- GIVEN PASSAGE -

# Bastille + first column swirl!



## dimitris (Jul 24, 2013)

This is my first column swirl:






Used yellow, white, blue pigments and activated charcoal for the colours.
I think the column I used (a whiskey square tumbler) was too big, hence the large ugly area in the middle.

This is 60% OO, 20% CO, 15% shea butter and 5% PKO.
It traced too fast! Perhaps the shea butter caused it to trace faster than I had thought?


----------



## jenneelk (Jul 24, 2013)

I'm in love with that color combo!!! Looks amazing.
And your recipe is about the same as mine except I did Mango butter. Mine traced at about 4 min. of stick blending.. then it moved a little fast because I did pulses with the stick for the colors.  Couldn't have done a column pour but was ok with it going firm for my design.  
Did you blend your colors by hand?

Make sure to show a cut bar.. I wanna see!!


----------



## dimitris (Jul 24, 2013)

Jennee, I like the colour combo as well. Works really well.
My recipe traced in less than a minute of stick blending, it was a thin trace but a trace.
I blended the colours in different jugs which had the pigments diluted in a bit of water. Then I poured on the column.

Will definitely post cut bars! Now I have to find a knife large enough to cut this!


----------



## Skatergirl46 (Jul 24, 2013)

That's really cool! I would have no idea of how to do that. I want to see it cut as well.


----------



## jenneelk (Jul 24, 2013)

Oh look it up.. makes beautiful soap as you can see. I have it on my 'to do' list but haven't gotten to it yet. Now I really can't wait!


----------



## kazmi (Jul 24, 2013)

Oh that is pretty!  I've got to try this one of these days!!  Great job and I think the center is going to be pretty too when cut :smile:


----------



## heartsong (Jul 24, 2013)

the colors are so vibrant & pretty! excellent combination! can't wait for cut pics!  great job!


----------



## Hazel (Jul 24, 2013)

I love the colors and the swirl is great! :grin:

sorry for the little hijack for Skatergirl46 - 

Search on youtube for 'column swirl soap' and a lot of videos will pop up. Also, houseofwool mentioned she does a modified column swirl with string. I thought it was very clever of her to think of it. You might find her info interesting to read. http://www.soapmakingforum.com/showthread.php?t=35249


----------



## savonierre (Jul 25, 2013)

That is amazing, the colors are divine..well done!!!


----------



## dimitris (Jul 25, 2013)

Here's a pic of the soap after 14 hours in the mold (and gelling).




Seems the surface overheated and there are some peaks - and soda ash.

I will cut soon!


----------



## dimitris (Jul 25, 2013)

And here are the bars of soap.

From the centre of the soap, with a thin layer cut off from the top:





From the edges of the mold, with a bit of soda ash (I think?):





Overall, I think this came out very well. Thinking of doing exactly the same recipe and put it in the freezer, to see the difference in colours.
I will also let the bars cure a bit more and then treat them with steam to remove the ash.


----------



## jenneelk (Jul 25, 2013)

Nice!! You do well it seems with blues and yellows.  They are Navy bars!


----------



## dimitris (Jul 25, 2013)

- LISTED ENTRIES -
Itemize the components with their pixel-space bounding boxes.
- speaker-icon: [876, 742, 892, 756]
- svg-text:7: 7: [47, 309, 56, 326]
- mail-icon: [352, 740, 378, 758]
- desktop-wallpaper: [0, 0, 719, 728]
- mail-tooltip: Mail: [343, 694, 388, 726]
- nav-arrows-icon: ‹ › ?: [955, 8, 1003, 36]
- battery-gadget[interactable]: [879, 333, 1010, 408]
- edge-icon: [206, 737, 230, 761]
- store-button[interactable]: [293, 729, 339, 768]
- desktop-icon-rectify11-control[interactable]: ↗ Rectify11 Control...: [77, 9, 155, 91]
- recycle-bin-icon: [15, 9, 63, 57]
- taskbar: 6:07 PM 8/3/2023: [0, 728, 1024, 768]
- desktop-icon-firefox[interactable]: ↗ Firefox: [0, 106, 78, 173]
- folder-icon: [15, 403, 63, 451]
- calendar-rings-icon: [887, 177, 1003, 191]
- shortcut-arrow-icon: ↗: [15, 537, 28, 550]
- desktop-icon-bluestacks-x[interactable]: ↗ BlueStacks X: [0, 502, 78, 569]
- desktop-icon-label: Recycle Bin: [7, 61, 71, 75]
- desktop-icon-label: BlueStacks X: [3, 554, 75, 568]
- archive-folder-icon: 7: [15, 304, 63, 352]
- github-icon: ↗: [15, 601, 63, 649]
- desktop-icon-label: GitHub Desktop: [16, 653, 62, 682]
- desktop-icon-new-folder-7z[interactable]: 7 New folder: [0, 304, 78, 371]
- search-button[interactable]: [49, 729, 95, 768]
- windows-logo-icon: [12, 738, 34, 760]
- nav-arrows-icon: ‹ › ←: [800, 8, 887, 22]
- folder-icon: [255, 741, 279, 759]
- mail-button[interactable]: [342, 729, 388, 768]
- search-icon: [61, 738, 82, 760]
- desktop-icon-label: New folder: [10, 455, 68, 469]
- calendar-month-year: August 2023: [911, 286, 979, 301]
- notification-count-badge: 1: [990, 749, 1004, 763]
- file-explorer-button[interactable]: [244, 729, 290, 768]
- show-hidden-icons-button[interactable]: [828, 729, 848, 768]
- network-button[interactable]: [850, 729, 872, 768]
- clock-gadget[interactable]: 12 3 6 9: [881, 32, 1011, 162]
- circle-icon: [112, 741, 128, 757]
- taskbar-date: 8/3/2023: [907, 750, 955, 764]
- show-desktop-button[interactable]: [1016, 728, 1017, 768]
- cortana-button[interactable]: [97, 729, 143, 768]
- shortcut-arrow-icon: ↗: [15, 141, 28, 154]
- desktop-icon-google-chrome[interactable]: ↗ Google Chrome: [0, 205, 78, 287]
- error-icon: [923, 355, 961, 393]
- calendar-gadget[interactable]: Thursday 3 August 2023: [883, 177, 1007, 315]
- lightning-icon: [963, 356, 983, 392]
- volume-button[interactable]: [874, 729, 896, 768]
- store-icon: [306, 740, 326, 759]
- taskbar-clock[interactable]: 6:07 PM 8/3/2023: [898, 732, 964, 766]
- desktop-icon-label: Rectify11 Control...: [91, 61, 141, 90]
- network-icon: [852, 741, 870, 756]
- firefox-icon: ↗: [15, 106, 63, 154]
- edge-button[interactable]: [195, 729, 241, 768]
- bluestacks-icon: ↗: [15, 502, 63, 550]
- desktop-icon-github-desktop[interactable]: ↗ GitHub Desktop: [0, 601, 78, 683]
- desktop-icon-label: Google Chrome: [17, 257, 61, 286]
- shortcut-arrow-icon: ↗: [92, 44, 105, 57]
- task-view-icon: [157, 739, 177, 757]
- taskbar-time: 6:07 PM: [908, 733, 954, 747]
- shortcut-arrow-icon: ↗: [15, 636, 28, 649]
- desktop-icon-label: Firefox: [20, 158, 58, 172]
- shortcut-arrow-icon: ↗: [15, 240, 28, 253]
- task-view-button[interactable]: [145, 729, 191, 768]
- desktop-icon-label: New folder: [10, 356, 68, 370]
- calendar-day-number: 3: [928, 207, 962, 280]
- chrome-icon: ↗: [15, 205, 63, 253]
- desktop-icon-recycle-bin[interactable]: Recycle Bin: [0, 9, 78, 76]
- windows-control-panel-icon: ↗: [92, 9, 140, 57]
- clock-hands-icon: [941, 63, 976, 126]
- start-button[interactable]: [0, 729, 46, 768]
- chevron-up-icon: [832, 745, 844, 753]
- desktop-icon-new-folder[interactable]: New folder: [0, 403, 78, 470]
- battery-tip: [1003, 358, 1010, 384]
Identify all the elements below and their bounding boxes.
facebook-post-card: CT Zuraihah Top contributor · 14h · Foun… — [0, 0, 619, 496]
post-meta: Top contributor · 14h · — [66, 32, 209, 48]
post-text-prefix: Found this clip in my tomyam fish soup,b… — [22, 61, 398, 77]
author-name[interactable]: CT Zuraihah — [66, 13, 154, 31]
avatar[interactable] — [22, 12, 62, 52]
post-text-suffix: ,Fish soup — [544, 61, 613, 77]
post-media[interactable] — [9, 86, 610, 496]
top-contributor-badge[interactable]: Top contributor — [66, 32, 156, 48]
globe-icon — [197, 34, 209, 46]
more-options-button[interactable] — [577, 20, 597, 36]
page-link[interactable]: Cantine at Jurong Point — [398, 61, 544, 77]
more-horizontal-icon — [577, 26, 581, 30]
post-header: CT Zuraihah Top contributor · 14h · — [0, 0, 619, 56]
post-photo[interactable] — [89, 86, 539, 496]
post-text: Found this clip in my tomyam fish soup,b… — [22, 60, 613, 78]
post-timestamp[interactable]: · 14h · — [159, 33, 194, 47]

...

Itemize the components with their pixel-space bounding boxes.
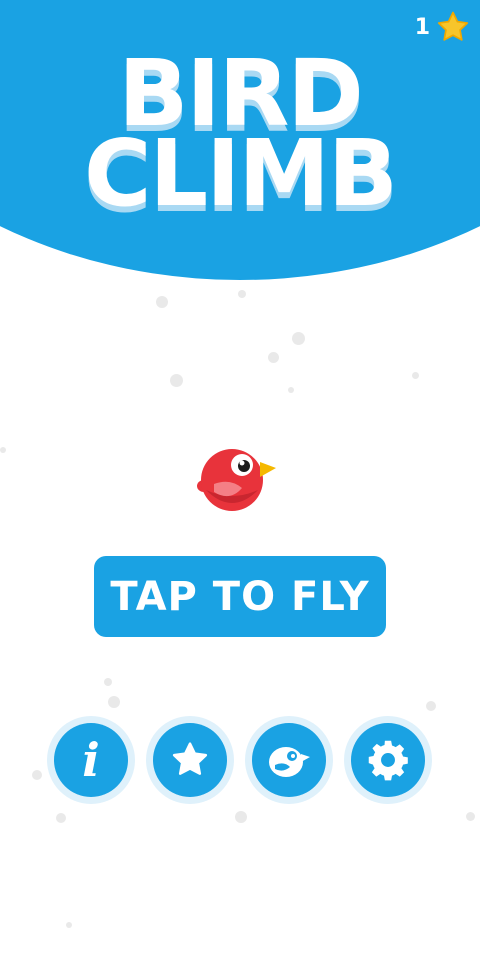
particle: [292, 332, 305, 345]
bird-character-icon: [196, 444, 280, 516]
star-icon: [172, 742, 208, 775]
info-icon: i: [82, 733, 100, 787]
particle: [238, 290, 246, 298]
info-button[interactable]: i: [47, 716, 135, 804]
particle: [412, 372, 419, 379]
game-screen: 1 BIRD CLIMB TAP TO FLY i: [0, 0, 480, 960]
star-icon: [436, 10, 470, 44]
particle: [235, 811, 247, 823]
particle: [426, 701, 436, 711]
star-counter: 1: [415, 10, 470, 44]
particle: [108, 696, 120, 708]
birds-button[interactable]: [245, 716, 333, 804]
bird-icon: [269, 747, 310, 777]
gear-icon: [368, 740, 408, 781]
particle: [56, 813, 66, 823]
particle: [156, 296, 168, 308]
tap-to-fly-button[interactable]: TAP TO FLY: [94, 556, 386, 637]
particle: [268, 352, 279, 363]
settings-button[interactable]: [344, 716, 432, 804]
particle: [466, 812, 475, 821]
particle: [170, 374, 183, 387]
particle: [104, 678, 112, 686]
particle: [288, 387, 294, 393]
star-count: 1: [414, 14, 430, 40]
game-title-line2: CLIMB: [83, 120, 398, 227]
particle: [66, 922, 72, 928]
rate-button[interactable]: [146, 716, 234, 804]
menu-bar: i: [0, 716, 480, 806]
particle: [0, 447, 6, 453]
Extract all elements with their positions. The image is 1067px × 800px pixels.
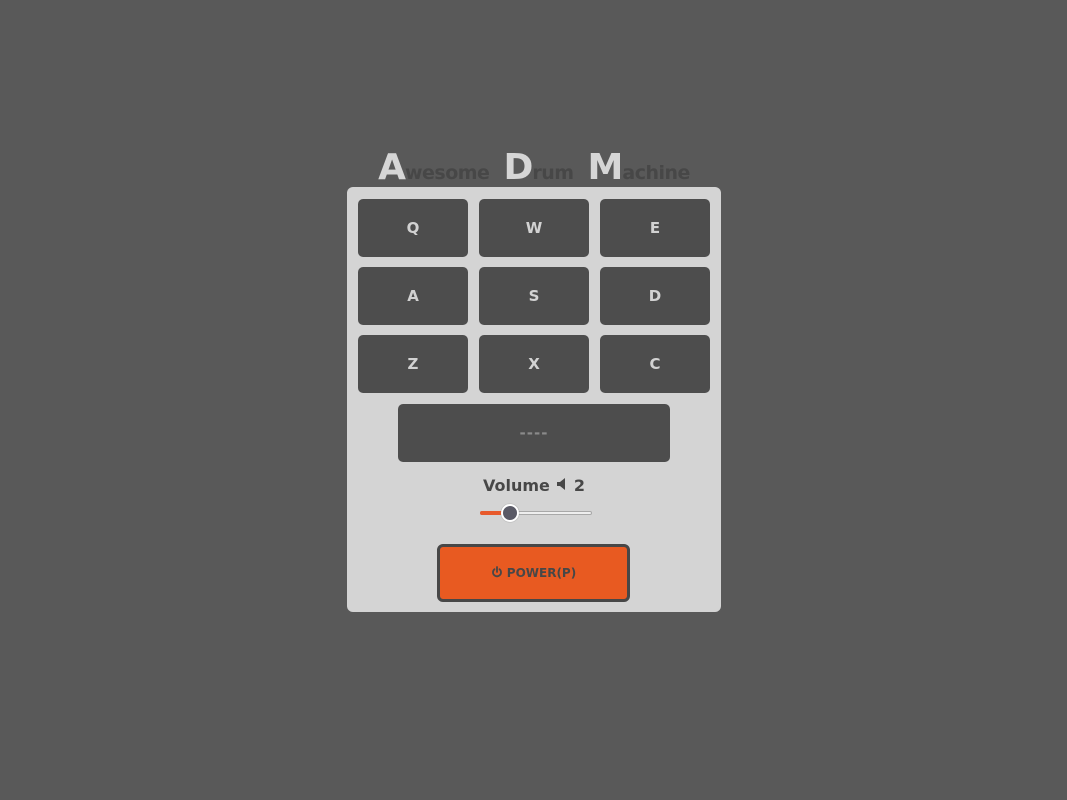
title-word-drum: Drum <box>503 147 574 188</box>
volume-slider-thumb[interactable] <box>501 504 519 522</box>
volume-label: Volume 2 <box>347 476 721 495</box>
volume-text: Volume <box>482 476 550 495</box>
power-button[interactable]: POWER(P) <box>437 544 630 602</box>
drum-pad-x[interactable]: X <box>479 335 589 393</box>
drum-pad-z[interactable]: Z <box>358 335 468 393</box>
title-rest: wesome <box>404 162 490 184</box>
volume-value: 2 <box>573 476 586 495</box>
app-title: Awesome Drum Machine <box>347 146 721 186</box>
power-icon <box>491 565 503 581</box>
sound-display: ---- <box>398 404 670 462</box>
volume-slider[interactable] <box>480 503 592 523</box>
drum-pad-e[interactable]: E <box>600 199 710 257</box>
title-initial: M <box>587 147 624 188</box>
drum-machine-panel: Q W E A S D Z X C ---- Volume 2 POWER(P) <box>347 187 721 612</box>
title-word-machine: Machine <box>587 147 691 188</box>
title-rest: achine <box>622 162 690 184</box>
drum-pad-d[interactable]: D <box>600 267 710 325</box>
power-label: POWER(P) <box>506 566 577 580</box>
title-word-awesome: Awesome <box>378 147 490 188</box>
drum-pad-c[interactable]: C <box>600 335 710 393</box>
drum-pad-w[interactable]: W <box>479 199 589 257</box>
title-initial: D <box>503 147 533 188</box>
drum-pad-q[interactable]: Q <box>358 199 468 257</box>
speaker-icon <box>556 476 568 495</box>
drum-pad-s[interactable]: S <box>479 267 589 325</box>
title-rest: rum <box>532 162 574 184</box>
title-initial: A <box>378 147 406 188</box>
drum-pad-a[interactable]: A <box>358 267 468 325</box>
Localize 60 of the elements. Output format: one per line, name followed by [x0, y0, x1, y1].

==

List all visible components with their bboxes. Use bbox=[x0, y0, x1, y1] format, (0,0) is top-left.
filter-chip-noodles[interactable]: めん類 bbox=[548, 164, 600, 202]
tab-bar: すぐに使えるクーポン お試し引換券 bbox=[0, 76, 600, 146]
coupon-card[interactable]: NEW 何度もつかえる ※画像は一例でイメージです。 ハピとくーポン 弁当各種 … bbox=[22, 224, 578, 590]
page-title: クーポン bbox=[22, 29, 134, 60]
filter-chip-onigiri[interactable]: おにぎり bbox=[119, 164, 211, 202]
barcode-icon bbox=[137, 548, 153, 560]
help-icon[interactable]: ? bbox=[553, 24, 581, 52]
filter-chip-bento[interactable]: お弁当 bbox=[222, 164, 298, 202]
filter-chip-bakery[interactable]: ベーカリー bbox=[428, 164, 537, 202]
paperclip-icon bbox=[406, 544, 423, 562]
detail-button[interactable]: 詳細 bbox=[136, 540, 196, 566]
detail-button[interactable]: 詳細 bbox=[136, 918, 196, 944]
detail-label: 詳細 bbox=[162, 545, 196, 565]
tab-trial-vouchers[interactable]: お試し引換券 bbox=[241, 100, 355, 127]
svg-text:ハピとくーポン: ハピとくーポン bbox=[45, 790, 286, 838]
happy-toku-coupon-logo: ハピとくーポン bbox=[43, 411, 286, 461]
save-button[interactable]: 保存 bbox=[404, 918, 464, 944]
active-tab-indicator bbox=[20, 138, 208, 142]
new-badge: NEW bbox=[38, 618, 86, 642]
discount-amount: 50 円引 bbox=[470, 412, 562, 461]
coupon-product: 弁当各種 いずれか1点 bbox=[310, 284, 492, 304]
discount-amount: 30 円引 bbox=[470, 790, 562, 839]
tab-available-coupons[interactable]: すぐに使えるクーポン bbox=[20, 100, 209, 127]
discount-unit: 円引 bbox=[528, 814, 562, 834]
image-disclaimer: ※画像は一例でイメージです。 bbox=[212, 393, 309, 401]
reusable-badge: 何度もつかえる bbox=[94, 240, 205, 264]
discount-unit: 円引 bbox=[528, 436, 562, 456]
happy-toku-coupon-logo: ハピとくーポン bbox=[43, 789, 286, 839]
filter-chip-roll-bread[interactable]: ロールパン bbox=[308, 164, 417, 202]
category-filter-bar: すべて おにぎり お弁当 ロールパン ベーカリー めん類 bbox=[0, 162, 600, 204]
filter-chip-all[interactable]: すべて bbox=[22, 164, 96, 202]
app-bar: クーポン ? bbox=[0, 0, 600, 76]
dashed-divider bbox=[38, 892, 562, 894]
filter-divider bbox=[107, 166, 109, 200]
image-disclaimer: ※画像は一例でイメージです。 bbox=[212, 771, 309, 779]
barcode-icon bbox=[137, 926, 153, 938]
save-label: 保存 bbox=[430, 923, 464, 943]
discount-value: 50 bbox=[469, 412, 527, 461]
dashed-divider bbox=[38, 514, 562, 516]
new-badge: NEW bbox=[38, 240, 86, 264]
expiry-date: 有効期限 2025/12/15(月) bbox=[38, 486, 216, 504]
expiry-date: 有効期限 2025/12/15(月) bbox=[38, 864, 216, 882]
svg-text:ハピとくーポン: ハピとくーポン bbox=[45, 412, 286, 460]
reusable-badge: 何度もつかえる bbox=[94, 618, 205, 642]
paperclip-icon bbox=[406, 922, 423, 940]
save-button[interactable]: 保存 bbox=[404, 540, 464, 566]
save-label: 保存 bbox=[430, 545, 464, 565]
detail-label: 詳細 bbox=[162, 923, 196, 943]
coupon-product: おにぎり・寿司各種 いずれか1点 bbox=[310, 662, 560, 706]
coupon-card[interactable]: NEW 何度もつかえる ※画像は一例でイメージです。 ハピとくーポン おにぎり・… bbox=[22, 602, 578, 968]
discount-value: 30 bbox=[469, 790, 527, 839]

- DIRECTIVE 1 -
From the column swirl soap thread, reproduce word for word the part that opens with the words containing "Did you blend" and closes with "but a trace.".
- DIRECTIVE 2 -
In the column swirl soap thread, what did dimitris use as the column for the first pour?
- DIRECTIVE 3 -
Continue the column swirl soap thread from where it stops.

- OUTPUT 1 -
Did you blend your colors by hand?

Make sure to show a cut bar.. I wanna see!!


----------



## dimitris (Jul 24, 2013)

Jennee, I like the colour combo as well. Works really well.
My recipe traced in less than a minute of stick blending, it was a thin trace but a trace.

- OUTPUT 2 -
A whiskey square tumbler.

- OUTPUT 3 -
They have come out well so far 
They are for the christening of my baby son, so sticking to blues and yellows for now.
Although my daughter keeps asking for red and pink soap now!


----------



## Skatergirl46 (Jul 25, 2013)

That came out great!


----------



## Obsidian (Jul 25, 2013)

They are very pretty, I've always liked blue and yellow.


----------



## Hazel (Jul 25, 2013)

Really great looking! Now you have to do it in red and pink. :wink:


----------



## heartsong (Jul 25, 2013)

:clap:  very, _very _pretty!  the colors came out so clean and clear, too!


----------



## newbie (Jul 25, 2013)

I love the whole thing but I have to say that I adore how the middle came out even more that the sides.


----------



## CaraCara (Jul 25, 2013)

Those are really nice, Dimitris. Love the swirls and colours.


----------



## dimitris (Jul 26, 2013)

This is now in the freezer for comparison.


----------



## heartsong (Jul 26, 2013)

very nice!  can't wait to hear your comparison!  is this just like your first one?


----------



## dimitris (Jul 26, 2013)

Yes, exactly the same with a very slight change in the oils used. 

I also did the swirl very early, the batter was very runny.


----------



## Donna (Jul 26, 2013)

Both are absolutely beautiful.  Did you scent them?


----------



## dimitris (Jul 28, 2013)

*A study in gel*

So, after 1 day in the freezer, 1 day in the fridge and 1 night in room temperature, the soap still hadn't solidified and was crumbly at the edges.
I did manage to cut it and here are the pics for comparison.






















The ungelled version looks like a grainy photo, the texture looks creamier and denser, but it is crumbly, soft and will take a time to harden. 

The gelled version looks a bit more transparent, the colours are simply different. It was hard enough to cut after 15 hours in the mould.

Conclusion: Moving forward, I will prefer to gel but will keep the surface from overheating. The ungelled version doesn't seem to be much better aesthetically, but I will be able to say more after a few days (or weeks) when it hardens up.


----------



## Ancel (Jul 28, 2013)

Thanks so much for showing these! There has been so much talk on the forum recently about gelling and not gelling: was becoming a really big deal. This is great to see your experience! 

(I like the gelled, seems stronger all round)


----------



## dagmar88 (Jul 28, 2013)

I'm wondering what could have caused the ungelled soap to come out that mottled/grainy. It's definitely not what I'm used to...


----------



## Hazel (Jul 28, 2013)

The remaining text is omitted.